> Data records
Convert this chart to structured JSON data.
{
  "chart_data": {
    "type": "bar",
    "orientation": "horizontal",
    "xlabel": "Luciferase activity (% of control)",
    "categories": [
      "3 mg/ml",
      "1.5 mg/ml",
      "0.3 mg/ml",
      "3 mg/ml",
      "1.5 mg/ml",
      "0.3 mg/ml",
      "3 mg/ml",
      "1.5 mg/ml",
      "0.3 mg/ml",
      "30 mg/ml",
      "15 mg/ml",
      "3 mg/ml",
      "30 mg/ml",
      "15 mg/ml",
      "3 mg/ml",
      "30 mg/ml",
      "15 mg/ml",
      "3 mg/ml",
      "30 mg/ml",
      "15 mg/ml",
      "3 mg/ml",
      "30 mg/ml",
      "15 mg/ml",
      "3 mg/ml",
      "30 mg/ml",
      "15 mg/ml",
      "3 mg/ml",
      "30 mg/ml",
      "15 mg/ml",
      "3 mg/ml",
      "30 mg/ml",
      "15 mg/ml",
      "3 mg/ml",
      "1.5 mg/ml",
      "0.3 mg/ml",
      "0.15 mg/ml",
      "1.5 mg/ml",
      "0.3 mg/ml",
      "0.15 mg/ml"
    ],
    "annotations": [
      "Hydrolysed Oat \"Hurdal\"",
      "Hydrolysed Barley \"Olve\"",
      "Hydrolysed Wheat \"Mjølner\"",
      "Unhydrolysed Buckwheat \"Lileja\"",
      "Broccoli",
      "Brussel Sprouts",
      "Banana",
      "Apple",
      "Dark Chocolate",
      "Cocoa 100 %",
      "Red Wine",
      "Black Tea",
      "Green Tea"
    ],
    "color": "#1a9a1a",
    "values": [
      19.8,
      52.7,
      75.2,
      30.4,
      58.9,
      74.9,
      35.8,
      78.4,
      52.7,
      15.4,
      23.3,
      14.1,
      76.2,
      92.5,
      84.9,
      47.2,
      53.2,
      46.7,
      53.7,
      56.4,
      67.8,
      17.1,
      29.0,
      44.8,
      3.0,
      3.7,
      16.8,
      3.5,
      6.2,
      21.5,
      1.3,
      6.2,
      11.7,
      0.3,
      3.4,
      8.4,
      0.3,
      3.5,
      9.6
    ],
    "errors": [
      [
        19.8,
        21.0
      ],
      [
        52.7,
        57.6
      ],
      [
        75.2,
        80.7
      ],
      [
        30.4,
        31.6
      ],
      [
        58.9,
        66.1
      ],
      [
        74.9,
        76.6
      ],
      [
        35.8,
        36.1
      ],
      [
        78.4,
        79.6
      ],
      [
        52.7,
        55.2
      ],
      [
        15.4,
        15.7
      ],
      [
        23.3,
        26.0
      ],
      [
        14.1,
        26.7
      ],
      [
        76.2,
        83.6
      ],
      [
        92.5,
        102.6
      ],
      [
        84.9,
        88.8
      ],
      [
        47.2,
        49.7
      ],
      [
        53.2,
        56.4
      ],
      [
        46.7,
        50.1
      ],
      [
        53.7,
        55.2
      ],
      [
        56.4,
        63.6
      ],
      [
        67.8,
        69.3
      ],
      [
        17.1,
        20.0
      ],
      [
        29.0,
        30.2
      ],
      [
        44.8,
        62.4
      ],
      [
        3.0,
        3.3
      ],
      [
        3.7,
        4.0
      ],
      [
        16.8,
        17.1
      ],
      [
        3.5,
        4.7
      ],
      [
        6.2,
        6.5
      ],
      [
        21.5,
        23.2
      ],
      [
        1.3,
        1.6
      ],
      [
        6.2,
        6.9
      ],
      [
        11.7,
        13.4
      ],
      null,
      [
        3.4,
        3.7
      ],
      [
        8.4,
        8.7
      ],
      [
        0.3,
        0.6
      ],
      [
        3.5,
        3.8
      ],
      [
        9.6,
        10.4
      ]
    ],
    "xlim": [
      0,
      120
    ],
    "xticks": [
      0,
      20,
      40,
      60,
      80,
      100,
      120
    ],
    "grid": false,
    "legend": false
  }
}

> What is expected
Every entry should be printed again exactly as it stands.

> Reply to the task
Convert this chart to structured JSON data.
{
  "chart_data": {
    "type": "bar",
    "orientation": "horizontal",
    "xlabel": "Luciferase activity (% of control)",
    "categories": [
      "3 mg/ml",
      "1.5 mg/ml",
      "0.3 mg/ml",
      "3 mg/ml",
      "1.5 mg/ml",
      "0.3 mg/ml",
      "3 mg/ml",
      "1.5 mg/ml",
      "0.3 mg/ml",
      "30 mg/ml",
      "15 mg/ml",
      "3 mg/ml",
      "30 mg/ml",
      "15 mg/ml",
      "3 mg/ml",
      "30 mg/ml",
      "15 mg/ml",
      "3 mg/ml",
      "30 mg/ml",
      "15 mg/ml",
      "3 mg/ml",
      "30 mg/ml",
      "15 mg/ml",
      "3 mg/ml",
      "30 mg/ml",
      "15 mg/ml",
      "3 mg/ml",
      "30 mg/ml",
      "15 mg/ml",
      "3 mg/ml",
      "30 mg/ml",
      "15 mg/ml",
      "3 mg/ml",
      "1.5 mg/ml",
      "0.3 mg/ml",
      "0.15 mg/ml",
      "1.5 mg/ml",
      "0.3 mg/ml",
      "0.15 mg/ml"
    ],
    "annotations": [
      "Hydrolysed Oat \"Hurdal\"",
      "Hydrolysed Barley \"Olve\"",
      "Hydrolysed Wheat \"Mjølner\"",
      "Unhydrolysed Buckwheat \"Lileja\"",
      "Broccoli",
      "Brussel Sprouts",
      "Banana",
      "Apple",
      "Dark Chocolate",
      "Cocoa 100 %",
      "Red Wine",
      "Black Tea",
      "Green Tea"
    ],
    "color": "#1a9a1a",
    "values": [
      19.8,
      52.7,
      75.2,
      30.4,
      58.9,
      74.9,
      35.8,
      78.4,
      52.7,
      15.4,
      23.3,
      14.1,
      76.2,
      92.5,
      84.9,
      47.2,
      53.2,
      46.7,
      53.7,
      56.4,
      67.8,
      17.1,
      29.0,
      44.8,
      3.0,
      3.7,
      16.8,
      3.5,
      6.2,
      21.5,
      1.3,
      6.2,
      11.7,
      0.3,
      3.4,
      8.4,
      0.3,
      3.5,
      9.6
    ],
    "errors": [
      [
        19.8,
        21.0
      ],
      [
        52.7,
        57.6
      ],
      [
        75.2,
        80.7
      ],
      [
        30.4,
        31.6
      ],
      [
        58.9,
        66.1
      ],
      [
        74.9,
        76.6
      ],
      [
        35.8,
        36.1
      ],
      [
        78.4,
        79.6
      ],
      [
        52.7,
        55.2
      ],
      [
        15.4,
        15.7
      ],
      [
        23.3,
        26.0
      ],
      [
        14.1,
        26.7
      ],
      [
        76.2,
        83.6
      ],
      [
        92.5,
        102.6
      ],
      [
        84.9,
        88.8
      ],
      [
        47.2,
        49.7
      ],
      [
        53.2,
        56.4
      ],
      [
        46.7,
        50.1
      ],
      [
        53.7,
        55.2
      ],
      [
        56.4,
        63.6
      ],
      [
        67.8,
        69.3
      ],
      [
        17.1,
        20.0
      ],
      [
        29.0,
        30.2
      ],
      [
        44.8,
        62.4
      ],
      [
        3.0,
        3.3
      ],
      [
        3.7,
        4.0
      ],
      [
        16.8,
        17.1
      ],
      [
        3.5,
        4.7
      ],
      [
        6.2,
        6.5
      ],
      [
        21.5,
        23.2
      ],
      [
        1.3,
        1.6
      ],
      [
        6.2,
        6.9
      ],
      [
        11.7,
        13.4
      ],
      null,
      [
        3.4,
        3.7
      ],
      [
        8.4,
        8.7
      ],
      [
        0.3,
        0.6
      ],
      [
        3.5,
        3.8
      ],
      [
        9.6,
        10.4
      ]
    ],
    "xlim": [
      0,
      120
    ],
    "xticks": [
      0,
      20,
      40,
      60,
      80,
      100,
      120
    ],
    "grid": false,
    "legend": false
  }
}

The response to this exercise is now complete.